Return only the number of lines that hold "Zones".

> **MATERIAL PROVIDED**

-.-.-

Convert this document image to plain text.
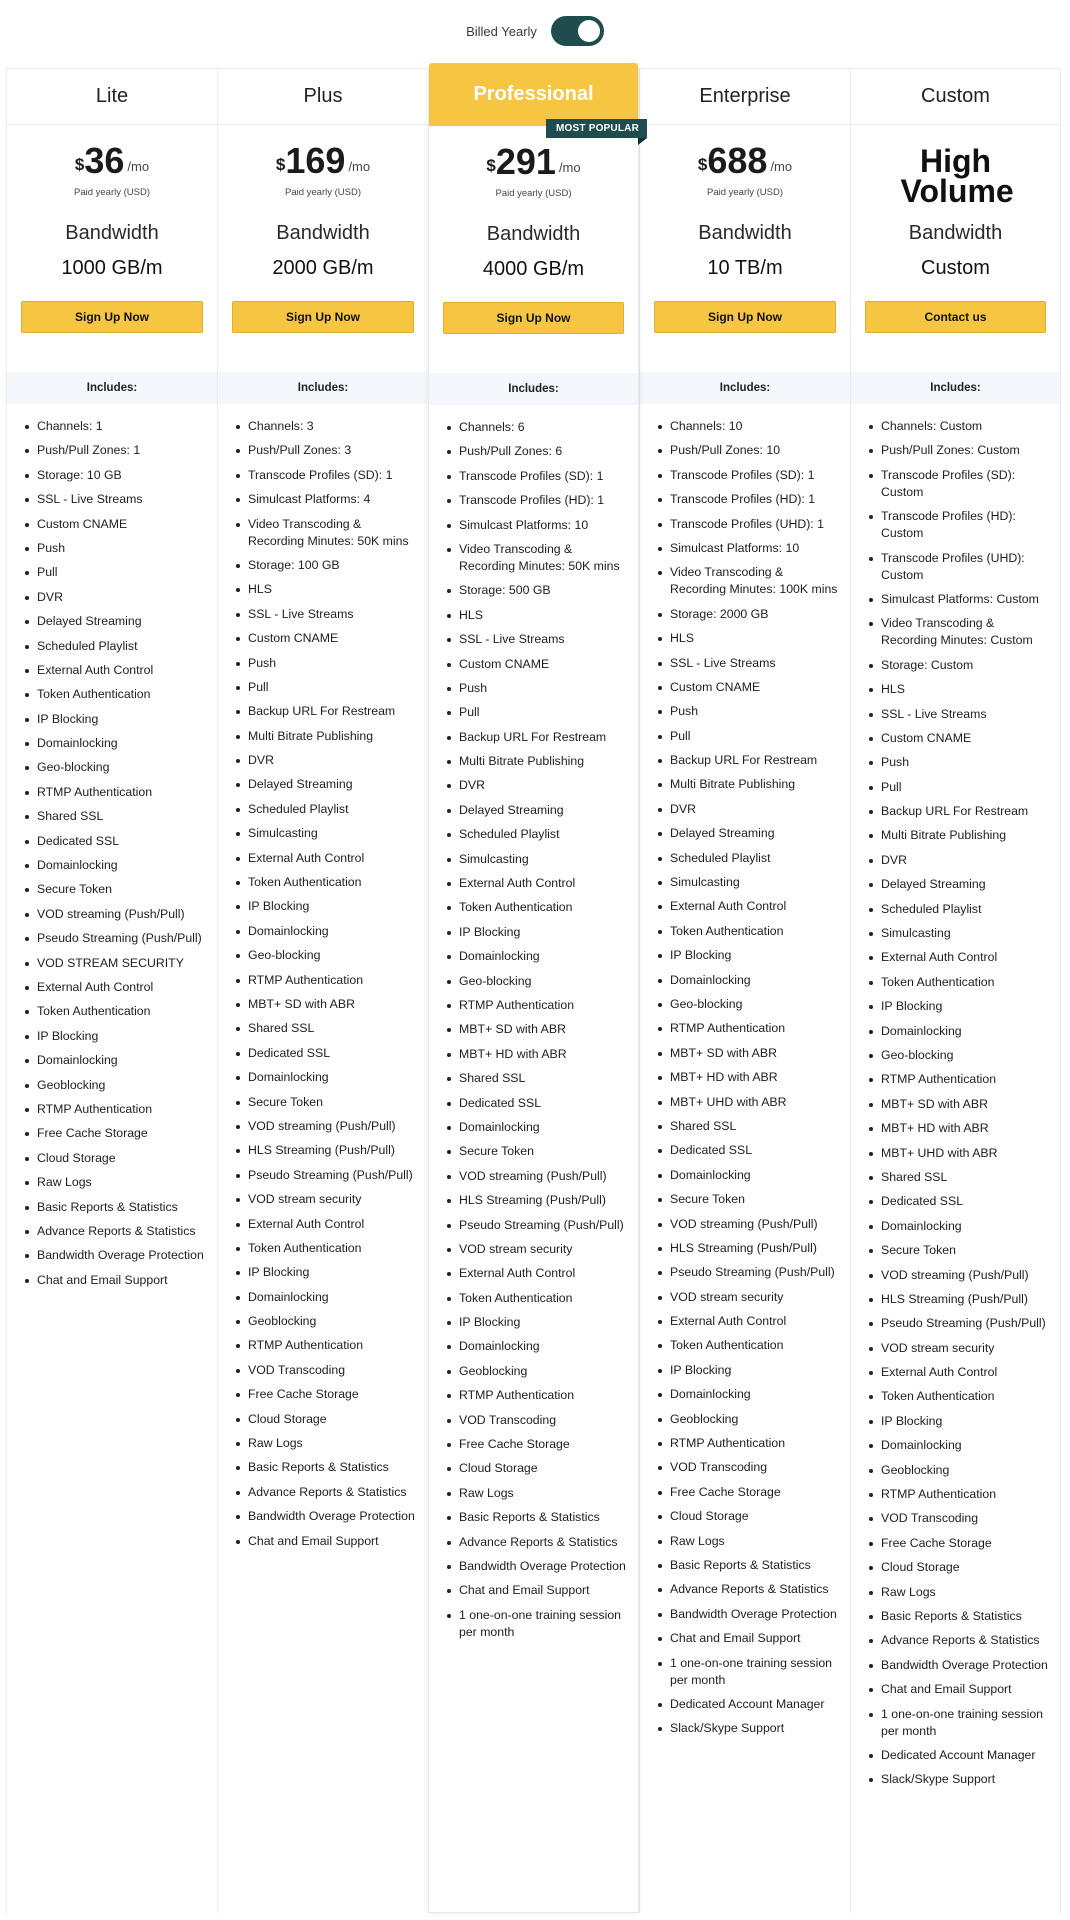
Billed Yearly
Lite
$ 36 /mo
Paid yearly (USD)
Bandwidth
1000 GB/m
Sign Up Now
Includes:
Channels: 1
Push/Pull Zones: 1
Storage: 10 GB
SSL - Live Streams
Custom CNAME
Push
Pull
DVR
Delayed Streaming
Scheduled Playlist
External Auth Control
Token Authentication
IP Blocking
Domainlocking
Geo-blocking
RTMP Authentication
Shared SSL
Dedicated SSL
Domainlocking
Secure Token
VOD streaming (Push/Pull)
Pseudo Streaming (Push/Pull)
VOD STREAM SECURITY
External Auth Control
Token Authentication
IP Blocking
Domainlocking
Geoblocking
RTMP Authentication
Free Cache Storage
Cloud Storage
Raw Logs
Basic Reports & Statistics
Advance Reports & Statistics
Bandwidth Overage Protection
Chat and Email Support
Plus
$ 169 /mo
Paid yearly (USD)
Bandwidth
2000 GB/m
Sign Up Now
Includes:
Channels: 3
Push/Pull Zones: 3
Transcode Profiles (SD): 1
Simulcast Platforms: 4
Video Transcoding & Recording Minutes: 50K mins
Storage: 100 GB
HLS
SSL - Live Streams
Custom CNAME
Push
Pull
Backup URL For Restream
Multi Bitrate Publishing
DVR
Delayed Streaming
Scheduled Playlist
Simulcasting
External Auth Control
Token Authentication
IP Blocking
Domainlocking
Geo-blocking
RTMP Authentication
MBT+ SD with ABR
Shared SSL
Dedicated SSL
Domainlocking
Secure Token
VOD streaming (Push/Pull)
HLS Streaming (Push/Pull)
Pseudo Streaming (Push/Pull)
VOD stream security
External Auth Control
Token Authentication
IP Blocking
Domainlocking
Geoblocking
RTMP Authentication
VOD Transcoding
Free Cache Storage
Cloud Storage
Raw Logs
Basic Reports & Statistics
Advance Reports & Statistics
Bandwidth Overage Protection
Chat and Email Support
Professional
MOST POPULAR
$ 291 /mo
Paid yearly (USD)
Bandwidth
4000 GB/m
Sign Up Now
Includes:
Channels: 6
Push/Pull Zones: 6
Transcode Profiles (SD): 1
Transcode Profiles (HD): 1
Simulcast Platforms: 10
Video Transcoding & Recording Minutes: 50K mins
Storage: 500 GB
HLS
SSL - Live Streams
Custom CNAME
Push
Pull
Backup URL For Restream
Multi Bitrate Publishing
DVR
Delayed Streaming
Scheduled Playlist
Simulcasting
External Auth Control
Token Authentication
IP Blocking
Domainlocking
Geo-blocking
RTMP Authentication
MBT+ SD with ABR
MBT+ HD with ABR
Shared SSL
Dedicated SSL
Domainlocking
Secure Token
VOD streaming (Push/Pull)
HLS Streaming (Push/Pull)
Pseudo Streaming (Push/Pull)
VOD stream security
External Auth Control
Token Authentication
IP Blocking
Domainlocking
Geoblocking
RTMP Authentication
VOD Transcoding
Free Cache Storage
Cloud Storage
Raw Logs
Basic Reports & Statistics
Advance Reports & Statistics
Bandwidth Overage Protection
Chat and Email Support
1 one-on-one training session per month
Enterprise
$ 688 /mo
Paid yearly (USD)
Bandwidth
10 TB/m
Sign Up Now
Includes:
Channels: 10
Push/Pull Zones: 10
Transcode Profiles (SD): 1
Transcode Profiles (HD): 1
Transcode Profiles (UHD): 1
Simulcast Platforms: 10
Video Transcoding & Recording Minutes: 100K mins
Storage: 2000 GB
HLS
SSL - Live Streams
Custom CNAME
Push
Pull
Backup URL For Restream
Multi Bitrate Publishing
DVR
Delayed Streaming
Scheduled Playlist
Simulcasting
External Auth Control
Token Authentication
IP Blocking
Domainlocking
Geo-blocking
RTMP Authentication
MBT+ SD with ABR
MBT+ HD with ABR
MBT+ UHD with ABR
Shared SSL
Dedicated SSL
Domainlocking
Secure Token
VOD streaming (Push/Pull)
HLS Streaming (Push/Pull)
Pseudo Streaming (Push/Pull)
VOD stream security
External Auth Control
Token Authentication
IP Blocking
Domainlocking
Geoblocking
RTMP Authentication
VOD Transcoding
Free Cache Storage
Cloud Storage
Raw Logs
Basic Reports & Statistics
Advance Reports & Statistics
Bandwidth Overage Protection
Chat and Email Support
1 one-on-one training session per month
Dedicated Account Manager
Slack/Skype Support
Custom
High Volume
Bandwidth
Custom
Contact us
Includes:
Channels: Custom
Push/Pull Zones: Custom
Transcode Profiles (SD): Custom
Transcode Profiles (HD): Custom
Transcode Profiles (UHD): Custom
Simulcast Platforms: Custom
Video Transcoding & Recording Minutes: Custom
Storage: Custom
HLS
SSL - Live Streams
Custom CNAME
Push
Pull
Backup URL For Restream
Multi Bitrate Publishing
DVR
Delayed Streaming
Scheduled Playlist
Simulcasting
External Auth Control
Token Authentication
IP Blocking
Domainlocking
Geo-blocking
RTMP Authentication
MBT+ SD with ABR
MBT+ HD with ABR
MBT+ UHD with ABR
Shared SSL
Dedicated SSL
Domainlocking
Secure Token
VOD streaming (Push/Pull)
HLS Streaming (Push/Pull)
Pseudo Streaming (Push/Pull)
VOD stream security
External Auth Control
Token Authentication
IP Blocking
Domainlocking
Geoblocking
RTMP Authentication
VOD Transcoding
Free Cache Storage
Cloud Storage
Raw Logs
Basic Reports & Statistics
Advance Reports & Statistics
Bandwidth Overage Protection
Chat and Email Support
1 one-on-one training session per month
Dedicated Account Manager
Slack/Skype Support
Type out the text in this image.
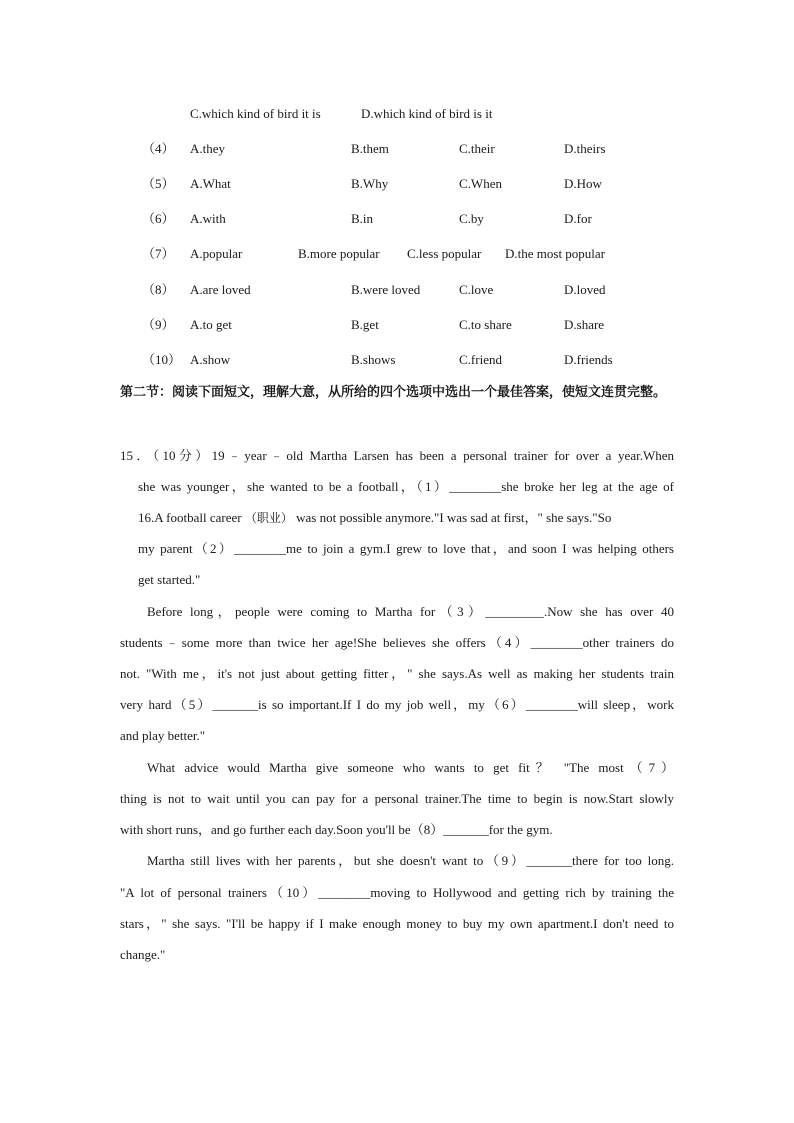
C.which kind of bird it is	D.which kind of bird is it
（4） A.they	B.them	C.their	D.theirs
（5） A.What	B.Why	C.When	D.How
（6） A.with	B.in	C.by	D.for
（7） A.popular	B.more popular C.less popular D.the most popular
（8） A.are loved	B.were loved	C.love	D.loved
（9） A.to get	B.get	C.to share	D.share
（10） A.show	B.shows	C.friend	D.friends
第二节：阅读下面短文，理解大意，从所给的四个选项中选出一个最佳答案，使短文连贯完整。
15．（10分）19﹣year﹣old Martha Larsen has been a personal trainer for over a year.When
she was younger，she wanted to be a football，（1）________she broke her leg at the age of
16.A football career （职业） was not possible anymore."I was sad at first，" she says."So
my parent（2）________me to join a gym.I grew to love that，and soon I was helping others
get started."
Before long，people were coming to Martha for（3）_________.Now she has over 40
students﹣some more than twice her age!She believes she offers（4）________other trainers do
not. "With me，it's not just about getting fitter，" she says.As well as making her students train
very hard（5）_______is so important.If I do my job well，my（6）________will sleep，work
and play better."
What advice would Martha give someone who wants to get fit？ "The most（7）
thing is not to wait until you can pay for a personal trainer.The time to begin is now.Start slowly
with short runs，and go further each day.Soon you'll be（8）_______for the gym.
Martha still lives with her parents，but she doesn't want to（9）_______there for too long.
"A lot of personal trainers（10）________moving to Hollywood and getting rich by training the
stars，" she says. "I'll be happy if I make enough money to buy my own apartment.I don't need to
change."
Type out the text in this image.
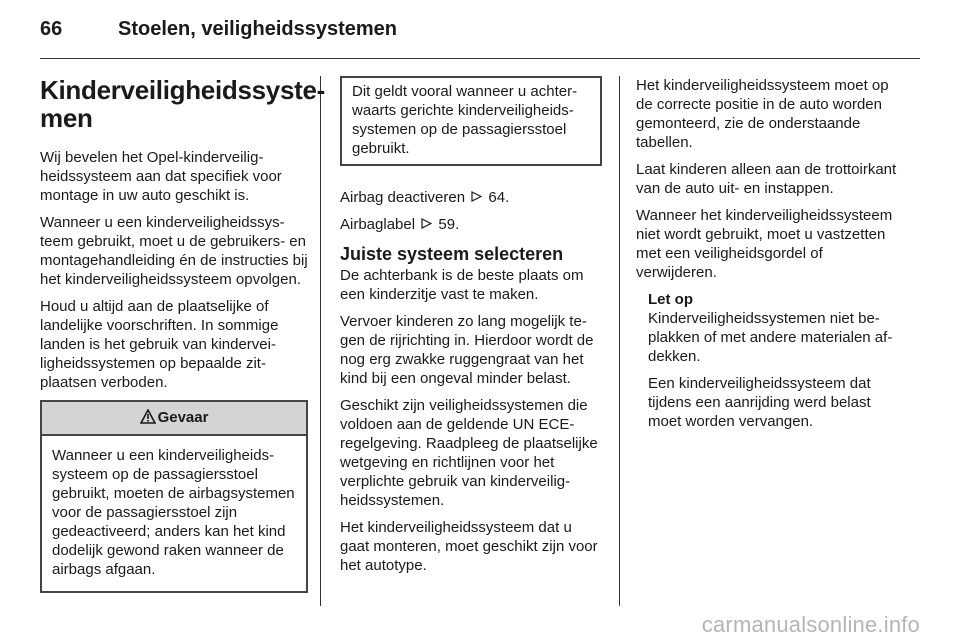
66	Stoelen, veiligheidssystemen
Kinderveiligheidssyste-
men

Wij bevelen het Opel-kinderveiligheidssysteem aan dat specifiek voor montage in uw auto geschikt is.

Wanneer u een kinderveiligheidssysteem gebruikt, moet u de gebruikers- en montagehandleiding én de instructies bij het kinderveiligheidssysteem opvolgen.

Houd u altijd aan de plaatselijke of landelijke voorschriften. In sommige landen is het gebruik van kinderveiligheidssystemen op bepaalde zitplaatsen verboden.

Gevaar

Wanneer u een kinderveiligheidssysteem op de passagiersstoel gebruikt, moeten de airbagsystemen voor de passagiersstoel zijn gedeactiveerd; anders kan het kind dodelijk gewond raken wanneer de airbags afgaan.

Dit geldt vooral wanneer u achterwaarts gerichte kinderveiligheidssystemen op de passagiersstoel gebruikt.

Airbag deactiveren 64.

Airbaglabel 59.

Juiste systeem selecteren

De achterbank is de beste plaats om een kinderzitje vast te maken.

Vervoer kinderen zo lang mogelijk tegen de rijrichting in. Hierdoor wordt de nog erg zwakke ruggengraat van het kind bij een ongeval minder belast.

Geschikt zijn veiligheidssystemen die voldoen aan de geldende UN ECE-regelgeving. Raadpleeg de plaatselijke wetgeving en richtlijnen voor het verplichte gebruik van kinderveiligheidssystemen.

Het kinderveiligheidssysteem dat u gaat monteren, moet geschikt zijn voor het autotype.

Het kinderveiligheidssysteem moet op de correcte positie in de auto worden gemonteerd, zie de onderstaande tabellen.

Laat kinderen alleen aan de trottoirkant van de auto uit- en instappen.

Wanneer het kinderveiligheidssysteem niet wordt gebruikt, moet u vastzetten met een veiligheidsgordel of verwijderen.

Let op

Kinderveiligheidssystemen niet beplakken of met andere materialen afdekken.

Een kinderveiligheidssysteem dat tijdens een aanrijding werd belast moet worden vervangen.

carmanualsonline.info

-.-.-

> **FULL SOLUTION**
5